Lütfen IPA hakkındaki metinde "Didem ERYAR ÜNLÜ" sözcüklerinden başlayıp "topladığı programın adı." sözcüklerine kadar uzanan bölümün tamamını hiçbir değişiklik yapmadan yazıya geçirin.

◆ Okunacak metin ◆
+--
Hedef kaliteli eğitim, kaliteli istihdam

Çalışma ve Sosyal Güvenlik Bakanlığı Avrupa Birliği ve Mali Yardımlar Dairesi Başkanlığı Başkan Vekili Doğan; “Stratejik hedefimiz, istihdamın kalitesini yükselterek ve eğitime erişimi kolaylaştırarak ülkemizdeki hayat kalitesini arttırmak' dedi

YAYINLAMA
GÜNCELLEME

Didem ERYAR ÜNLÜ

Katılım Öncesi Mali Yardım Aracı (IPA), Avrupa Birliği’nin 2007–2013 dönemi için aday ve potansiyel aday ülkelere sağladığı tüm katılım öncesi mali yardımları tek bir çerçevede topladığı programın adı.

IPA’nın hedefi, AB’nin Batı Balkanlara ve Türkiye’ye daha verimli kaynak aktarımını sağlamak. Bu mekanizmanın doğrudan ülke vatandaşlarına katkı sağlaması öngörülüyor. IPA’nın 2007’de başlayan I. dönemi, AB müktesebatına uyum ve uygulamasına yönelik kapasite gelişimi ile ekonomik ve sosyal uyuma yönelik kapasitelerinin oluşturulması hedeflerine odaklandı. IPA I aşamasında, Avrupa Birliği ve Mali Yardımlar Dairesi Başkanlığı’nca yürütülmekte olan İnsan Kaynaklarının Geliştirilmesi Operasyonel Programı’nın (İKG OP) öncelik alanları, “istihdam, eğitim, hayat boyu öğrenme ve sosyal içerme” olarak belirlendi. IPA I çerçevesinde Türkiye’ye yaklaşık 4.8 milyar euro kaynak aktarıldı. IPA’nın II. dönemi ise, Nisan 2016’da imzalanan Finansman Anlaşması ile başladı.

Çalışma ve Sosyal Güvenlik Bakanlığı Avrupa Birliği ve Mali Yardımlar Dairesi Başkanlığı Başkan Vekili Burak Çağatay Doğan, IPA fonlarının, hem kamu yönetimi birimlerine, hem de daha geniş sosyal yapılara çok olumlu katkılar sağladığını; hem kamuda hem de sivil toplum örgütlerinde dönüşümün tabana yayılmasına katkıda bulunduğunu söylüyor. Doğan, nisanda başlayan IPA II’nin, bir önceki döneme nazaran, önemli yapısal farklar getirdiğini ifade ediyor ve “ Sektörel bir yaklaşımı benimseyen IPA II bize daha kapsamlı politikalar geliştirme imkanı sağlıyor” diyor.
+--
◆ Verilen bilgiler ◆
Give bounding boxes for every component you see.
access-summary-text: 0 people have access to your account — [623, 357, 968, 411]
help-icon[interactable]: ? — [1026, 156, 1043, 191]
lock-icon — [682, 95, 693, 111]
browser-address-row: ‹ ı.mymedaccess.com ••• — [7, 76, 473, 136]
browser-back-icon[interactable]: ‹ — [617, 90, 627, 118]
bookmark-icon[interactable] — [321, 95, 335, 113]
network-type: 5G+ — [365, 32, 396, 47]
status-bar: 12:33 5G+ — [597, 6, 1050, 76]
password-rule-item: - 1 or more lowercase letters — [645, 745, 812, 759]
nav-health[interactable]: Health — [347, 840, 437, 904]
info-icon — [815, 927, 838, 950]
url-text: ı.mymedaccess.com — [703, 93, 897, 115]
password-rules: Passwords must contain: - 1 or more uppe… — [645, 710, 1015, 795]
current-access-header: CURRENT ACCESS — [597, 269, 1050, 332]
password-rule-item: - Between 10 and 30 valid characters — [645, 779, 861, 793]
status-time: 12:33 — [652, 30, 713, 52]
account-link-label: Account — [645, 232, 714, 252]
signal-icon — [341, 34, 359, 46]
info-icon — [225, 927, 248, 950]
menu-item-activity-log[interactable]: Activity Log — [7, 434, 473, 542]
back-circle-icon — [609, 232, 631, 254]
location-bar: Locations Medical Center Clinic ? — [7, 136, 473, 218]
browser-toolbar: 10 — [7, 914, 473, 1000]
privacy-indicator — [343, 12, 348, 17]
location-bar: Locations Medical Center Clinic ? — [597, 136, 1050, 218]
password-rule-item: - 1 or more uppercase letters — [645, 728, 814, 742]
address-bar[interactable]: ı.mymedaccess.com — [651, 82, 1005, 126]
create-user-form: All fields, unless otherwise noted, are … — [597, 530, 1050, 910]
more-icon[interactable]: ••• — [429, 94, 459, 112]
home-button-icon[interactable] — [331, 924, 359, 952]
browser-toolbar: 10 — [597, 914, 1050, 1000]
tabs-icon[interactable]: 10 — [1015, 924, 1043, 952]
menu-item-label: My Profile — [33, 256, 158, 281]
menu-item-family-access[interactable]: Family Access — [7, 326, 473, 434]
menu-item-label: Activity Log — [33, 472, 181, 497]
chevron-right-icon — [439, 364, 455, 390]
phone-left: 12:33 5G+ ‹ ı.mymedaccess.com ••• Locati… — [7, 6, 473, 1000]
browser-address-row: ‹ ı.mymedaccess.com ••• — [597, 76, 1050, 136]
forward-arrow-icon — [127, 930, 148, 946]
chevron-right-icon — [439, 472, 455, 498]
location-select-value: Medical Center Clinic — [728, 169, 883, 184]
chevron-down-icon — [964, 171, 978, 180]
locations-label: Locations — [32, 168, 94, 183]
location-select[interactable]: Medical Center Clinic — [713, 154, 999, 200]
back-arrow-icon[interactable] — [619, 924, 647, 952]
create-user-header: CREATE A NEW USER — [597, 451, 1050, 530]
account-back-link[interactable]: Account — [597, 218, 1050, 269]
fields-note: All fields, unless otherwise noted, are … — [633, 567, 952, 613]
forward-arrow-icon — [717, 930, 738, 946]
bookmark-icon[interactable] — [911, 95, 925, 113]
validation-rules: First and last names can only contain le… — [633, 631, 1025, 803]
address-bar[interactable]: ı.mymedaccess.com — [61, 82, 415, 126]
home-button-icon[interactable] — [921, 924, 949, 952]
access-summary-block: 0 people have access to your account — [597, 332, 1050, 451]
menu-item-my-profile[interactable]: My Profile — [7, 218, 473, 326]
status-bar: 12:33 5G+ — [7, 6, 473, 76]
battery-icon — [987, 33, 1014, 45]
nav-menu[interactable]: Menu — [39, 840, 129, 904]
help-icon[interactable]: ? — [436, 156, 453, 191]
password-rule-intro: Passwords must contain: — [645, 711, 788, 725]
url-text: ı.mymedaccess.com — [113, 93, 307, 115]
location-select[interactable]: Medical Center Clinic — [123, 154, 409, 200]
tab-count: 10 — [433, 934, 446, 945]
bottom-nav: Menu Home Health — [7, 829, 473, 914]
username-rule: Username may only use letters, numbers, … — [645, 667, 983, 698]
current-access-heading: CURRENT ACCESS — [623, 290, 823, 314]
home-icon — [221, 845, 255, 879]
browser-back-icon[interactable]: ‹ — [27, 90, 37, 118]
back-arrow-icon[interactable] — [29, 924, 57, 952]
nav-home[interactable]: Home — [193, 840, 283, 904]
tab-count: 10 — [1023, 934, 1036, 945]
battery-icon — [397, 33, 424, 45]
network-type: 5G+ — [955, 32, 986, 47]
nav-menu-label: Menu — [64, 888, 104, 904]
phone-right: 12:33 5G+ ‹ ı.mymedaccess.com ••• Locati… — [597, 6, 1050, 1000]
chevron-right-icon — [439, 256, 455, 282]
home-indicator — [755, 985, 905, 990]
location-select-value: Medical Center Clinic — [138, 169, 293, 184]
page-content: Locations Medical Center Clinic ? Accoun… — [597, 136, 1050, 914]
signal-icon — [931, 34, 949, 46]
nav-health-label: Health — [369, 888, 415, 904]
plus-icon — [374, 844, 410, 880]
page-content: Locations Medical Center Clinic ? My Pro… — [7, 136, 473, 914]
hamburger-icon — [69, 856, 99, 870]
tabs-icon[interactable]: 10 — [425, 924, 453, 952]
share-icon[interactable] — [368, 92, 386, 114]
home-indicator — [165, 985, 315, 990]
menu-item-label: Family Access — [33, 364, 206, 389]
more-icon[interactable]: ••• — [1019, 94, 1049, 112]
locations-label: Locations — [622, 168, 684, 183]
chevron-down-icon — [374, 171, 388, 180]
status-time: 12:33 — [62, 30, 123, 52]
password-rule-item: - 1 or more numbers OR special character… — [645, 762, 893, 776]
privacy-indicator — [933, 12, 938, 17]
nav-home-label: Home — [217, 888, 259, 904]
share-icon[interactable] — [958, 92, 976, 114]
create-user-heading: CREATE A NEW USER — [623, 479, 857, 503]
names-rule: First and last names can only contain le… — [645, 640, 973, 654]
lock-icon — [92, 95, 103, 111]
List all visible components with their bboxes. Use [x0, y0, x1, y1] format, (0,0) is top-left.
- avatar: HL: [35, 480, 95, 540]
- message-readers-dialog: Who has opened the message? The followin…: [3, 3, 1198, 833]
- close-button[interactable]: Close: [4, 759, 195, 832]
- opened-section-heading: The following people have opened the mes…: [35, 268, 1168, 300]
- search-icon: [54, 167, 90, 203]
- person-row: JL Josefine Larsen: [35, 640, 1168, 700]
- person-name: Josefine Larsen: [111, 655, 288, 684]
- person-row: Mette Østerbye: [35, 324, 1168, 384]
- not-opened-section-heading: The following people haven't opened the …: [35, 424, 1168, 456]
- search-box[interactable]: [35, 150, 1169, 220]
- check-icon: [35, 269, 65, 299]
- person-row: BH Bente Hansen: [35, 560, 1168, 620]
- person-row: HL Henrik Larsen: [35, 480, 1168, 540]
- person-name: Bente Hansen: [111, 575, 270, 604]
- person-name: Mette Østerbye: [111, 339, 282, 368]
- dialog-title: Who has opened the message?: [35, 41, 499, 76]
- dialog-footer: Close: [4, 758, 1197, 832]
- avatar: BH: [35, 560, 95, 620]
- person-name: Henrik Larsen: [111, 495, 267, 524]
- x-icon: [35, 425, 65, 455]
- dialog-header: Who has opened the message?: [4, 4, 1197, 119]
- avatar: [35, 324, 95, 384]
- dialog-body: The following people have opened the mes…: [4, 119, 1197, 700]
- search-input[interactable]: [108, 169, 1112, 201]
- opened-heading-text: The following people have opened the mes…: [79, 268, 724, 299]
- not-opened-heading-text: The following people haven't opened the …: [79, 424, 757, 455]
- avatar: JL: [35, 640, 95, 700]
+--
◆ Tam cevap ◆
Didem ERYAR ÜNLÜ

Katılım Öncesi Mali Yardım Aracı (IPA), Avrupa Birliği’nin 2007–2013 dönemi için aday ve potansiyel aday ülkelere sağladığı tüm katılım öncesi mali yardımları tek bir çerçevede topladığı programın adı.